*Source:*
Best regards, Valentin
On Fri Aug 01, 2014 at 16:28:12 +0200, Valentin Hauner wrote:
On 06/13/2014 10:01 PM, Adam Lackorzynski wrote:
You should look at the wfq files as those already implement an algorithm that is quite close to EDF
I've found out that Weighted Fair Queuing is used for scheduling network data packets. However, no source I've read through mentions a similarity to EDF.
I'm not sure what all those parameters in sched_context-wfq.cpp mean. Quantum and weight seem clear to me, but what's the semantic of qdw (quantum divided by weight) and dl? Does the latter one stand for deadline? What sense does it make to add quantum/left attributes to a EDF-simliar algorithm?
I wanted to express that it is similar, goes into that direction. I did not want to say that it is there. Yes, dl is meant as a deadline there I think.
Another problem was arising when I tried to compile Fiasco with my EDF scheduler: I've removed the attributes quantum and left from my sched_context-edf.cpp implementation and got this error:
context.cpp:1039:49: error: ‘class Sched_context’ has no member named
‘left’ Obviously, Sched_context needs these parameters, but why? They are used in context.cpp which should be independent of any concrete scheduling algorithm, shouldn't it? There is no quantum in deadline based algorithms.

Data listing
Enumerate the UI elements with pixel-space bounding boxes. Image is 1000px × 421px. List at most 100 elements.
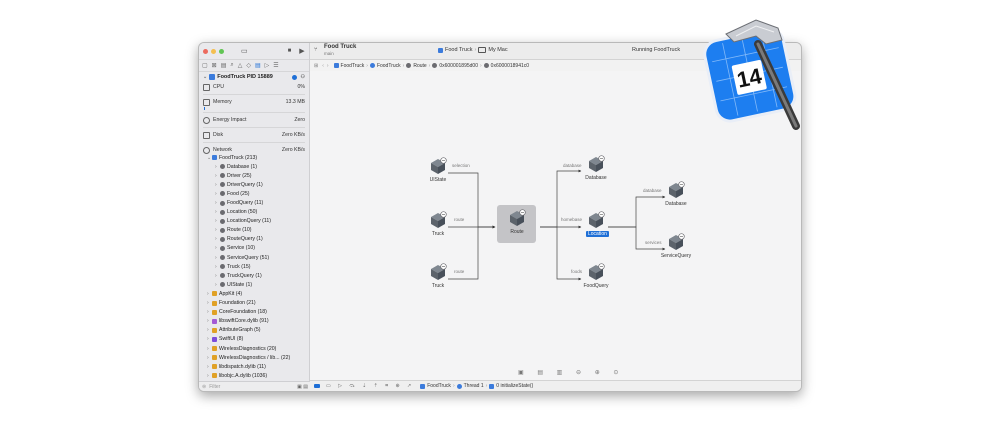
- tree-row[interactable]: ⌄ FoodTruck (213): [199, 153, 309, 162]
- edge-label: services: [645, 240, 662, 245]
- module-icon: [369, 63, 375, 68]
- object-cube-icon: [589, 211, 605, 228]
- gauge-cpu[interactable]: CPU 0%: [203, 82, 305, 92]
- info-icon[interactable]: [291, 74, 297, 80]
- tree-row[interactable]: › CoreFoundation (18): [199, 308, 309, 317]
- debug-bar: ▭ ▷ ⤼ ⇣ ⇡ ⌗ ⊕ ↗ FoodTruck › Thread 1 › 0…: [310, 380, 801, 391]
- tree-row[interactable]: › AppKit (4): [199, 289, 309, 298]
- tree-row[interactable]: › Service (10): [199, 244, 309, 253]
- jumpbar-item[interactable]: Route: [413, 63, 426, 69]
- edge-label: database: [563, 163, 582, 168]
- graph-zoom-controls[interactable]: ▣ ▤ ▥ ⊖ ⊕ ⊙: [518, 369, 624, 376]
- tree-row-label: CoreFoundation (18): [219, 309, 267, 316]
- test-navigator-icon[interactable]: ◇: [246, 62, 251, 69]
- debug-breadcrumb-item[interactable]: 0 initializeState(): [496, 383, 533, 389]
- tree-row[interactable]: › Driver (25): [199, 171, 309, 180]
- tree-row[interactable]: › Database (1): [199, 162, 309, 171]
- chevron-right-icon: ›: [474, 47, 477, 53]
- forward-icon[interactable]: ›: [327, 63, 329, 69]
- tree-row-label: WirelessDiagnostics / lib... (22): [219, 354, 291, 361]
- debug-breadcrumb-item[interactable]: Thread 1: [464, 383, 484, 389]
- filter-input[interactable]: Filter: [209, 384, 220, 390]
- find-navigator-icon[interactable]: ⌕: [230, 62, 233, 69]
- app-icon: [209, 74, 216, 80]
- type-icon: [212, 291, 217, 297]
- gauge-label: Disk: [213, 132, 224, 138]
- graph-node-label: Database: [585, 175, 607, 181]
- process-label: FoodTruck PID 15889: [217, 74, 273, 80]
- run-icon[interactable]: ▶: [299, 47, 304, 55]
- branch-name[interactable]: main: [324, 51, 334, 56]
- back-icon[interactable]: ‹: [322, 63, 324, 69]
- gauge-value: 13.3 MB: [285, 99, 305, 105]
- instance-icon: [432, 63, 438, 68]
- related-items-icon[interactable]: ⊞: [314, 63, 318, 69]
- stop-icon[interactable]: ■: [288, 48, 292, 54]
- minimize-window-button[interactable]: [211, 48, 216, 54]
- filter-options-icon[interactable]: ▣ ▤: [297, 384, 308, 390]
- tree-row[interactable]: › LocationQuery (11): [199, 217, 309, 226]
- scheme-selector[interactable]: Food Truck › My Mac: [438, 47, 508, 53]
- chevron-right-icon: ›: [366, 62, 368, 69]
- jumpbar-item[interactable]: 0x600001895d00: [439, 63, 478, 69]
- debug-breadcrumb-item[interactable]: FoodTruck: [427, 383, 451, 389]
- close-window-button[interactable]: [203, 48, 208, 54]
- source-control-icon[interactable]: ⊠: [212, 62, 217, 69]
- console-toggle-icon[interactable]: [314, 384, 320, 388]
- symbol-navigator-icon[interactable]: ▤: [221, 62, 227, 69]
- tree-row[interactable]: › TruckQuery (1): [199, 271, 309, 280]
- jumpbar-item[interactable]: FoodTruck: [341, 63, 365, 69]
- gauge-memory[interactable]: Memory 13.3 MB: [203, 97, 305, 107]
- jumpbar-item[interactable]: FoodTruck: [377, 63, 401, 69]
- tree-row[interactable]: › Food (25): [199, 189, 309, 198]
- tree-row[interactable]: › ServiceQuery (51): [199, 253, 309, 262]
- zoom-window-button[interactable]: [219, 48, 224, 54]
- tree-row[interactable]: › WirelessDiagnostics / lib... (22): [199, 353, 309, 362]
- tree-row[interactable]: › Route (10): [199, 226, 309, 235]
- branch-icon: ⑂: [314, 47, 318, 53]
- tree-row[interactable]: › Foundation (21): [199, 299, 309, 308]
- gauge-label: CPU: [213, 84, 224, 90]
- type-icon: [220, 218, 225, 224]
- debug-navigator-icon[interactable]: ▤: [255, 62, 261, 69]
- tree-row-label: AttributeGraph (5): [219, 327, 261, 334]
- type-icon: [212, 364, 217, 370]
- issue-navigator-icon[interactable]: △: [238, 62, 243, 69]
- type-icon: [220, 227, 225, 233]
- tree-row[interactable]: › SwiftUI (8): [199, 335, 309, 344]
- tree-row[interactable]: › libswiftCore.dylib (91): [199, 317, 309, 326]
- process-row[interactable]: ⌄ FoodTruck PID 15889 ⚇: [203, 72, 305, 82]
- tree-row-label: DriverQuery (1): [227, 181, 263, 188]
- project-navigator-icon[interactable]: ▢: [202, 62, 208, 69]
- tree-row[interactable]: › DriverQuery (1): [199, 180, 309, 189]
- destination-label: My Mac: [488, 47, 508, 53]
- breakpoint-navigator-icon[interactable]: ▷: [265, 62, 270, 69]
- tree-row[interactable]: › AttributeGraph (5): [199, 326, 309, 335]
- type-icon: [212, 318, 217, 324]
- object-cube-icon: [431, 157, 447, 174]
- report-navigator-icon[interactable]: ☰: [273, 62, 278, 69]
- gauge-label: Memory: [213, 99, 232, 105]
- tree-row-label: UIState (1): [227, 281, 253, 288]
- tree-row-label: RouteQuery (1): [227, 236, 263, 243]
- tree-row[interactable]: › FoodQuery (11): [199, 198, 309, 207]
- tree-row[interactable]: › UIState (1): [199, 280, 309, 289]
- gauge-label: Energy Impact: [213, 117, 247, 123]
- tree-row[interactable]: › RouteQuery (1): [199, 235, 309, 244]
- gauge-value: Zero: [294, 117, 305, 123]
- tree-row[interactable]: › Location (50): [199, 208, 309, 217]
- tree-row[interactable]: › libdispatch.dylib (11): [199, 362, 309, 371]
- type-icon: [220, 182, 225, 188]
- tree-row[interactable]: › Truck (15): [199, 262, 309, 271]
- hierarchy-icon[interactable]: ⚇: [301, 74, 305, 80]
- sidebar-toggle-icon[interactable]: ▭: [241, 47, 248, 55]
- debug-controls[interactable]: ▭ ▷ ⤼ ⇣ ⇡ ⌗ ⊕ ↗: [326, 383, 414, 389]
- tree-row[interactable]: › WirelessDiagnostics (20): [199, 344, 309, 353]
- chevron-right-icon: ›: [485, 383, 488, 389]
- gauge-energy[interactable]: Energy Impact Zero: [203, 115, 305, 125]
- gauge-disk[interactable]: Disk Zero KB/s: [203, 130, 305, 140]
- type-icon: [220, 173, 225, 179]
- jumpbar-item[interactable]: 0x6000018941c0: [491, 63, 529, 69]
- graph-node-label: Truck: [431, 231, 445, 237]
- tree-row[interactable]: › libobjc.A.dylib (1036): [199, 371, 309, 380]
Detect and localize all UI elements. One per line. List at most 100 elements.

*Set problem A:* In the forum thread, what does the parameter name qdw stand for?
*Set problem B:* Copy out everything in the data listing from the line containing "- tree-row[interactable]: ⌄" down to the line containing "- debug-breadcrumb-item[interactable]: 0", both of those lines included, reproducing each one exactly.

*Full output A:* Quantum divided by weight.

*Full output B:*
- tree-row[interactable]: ⌄ FoodTruck (213): [199, 153, 309, 162]
- edge-label: services: [645, 240, 662, 245]
- module-icon: [369, 63, 375, 68]
- object-cube-icon: [589, 211, 605, 228]
- gauge-cpu[interactable]: CPU 0%: [203, 82, 305, 92]
- info-icon[interactable]: [291, 74, 297, 80]
- tree-row[interactable]: › CoreFoundation (18): [199, 308, 309, 317]
- debug-bar: ▭ ▷ ⤼ ⇣ ⇡ ⌗ ⊕ ↗ FoodTruck › Thread 1 › 0…: [310, 380, 801, 391]
- tree-row[interactable]: › AppKit (4): [199, 289, 309, 298]
- tree-row[interactable]: › Service (10): [199, 244, 309, 253]
- jumpbar-item[interactable]: Route: [413, 63, 426, 69]
- edge-label: database: [563, 163, 582, 168]
- graph-zoom-controls[interactable]: ▣ ▤ ▥ ⊖ ⊕ ⊙: [518, 369, 624, 376]
- tree-row-label: CoreFoundation (18): [219, 309, 267, 316]
- test-navigator-icon[interactable]: ◇: [246, 62, 251, 69]
- debug-breadcrumb-item[interactable]: 0 initializeState(): [496, 383, 533, 389]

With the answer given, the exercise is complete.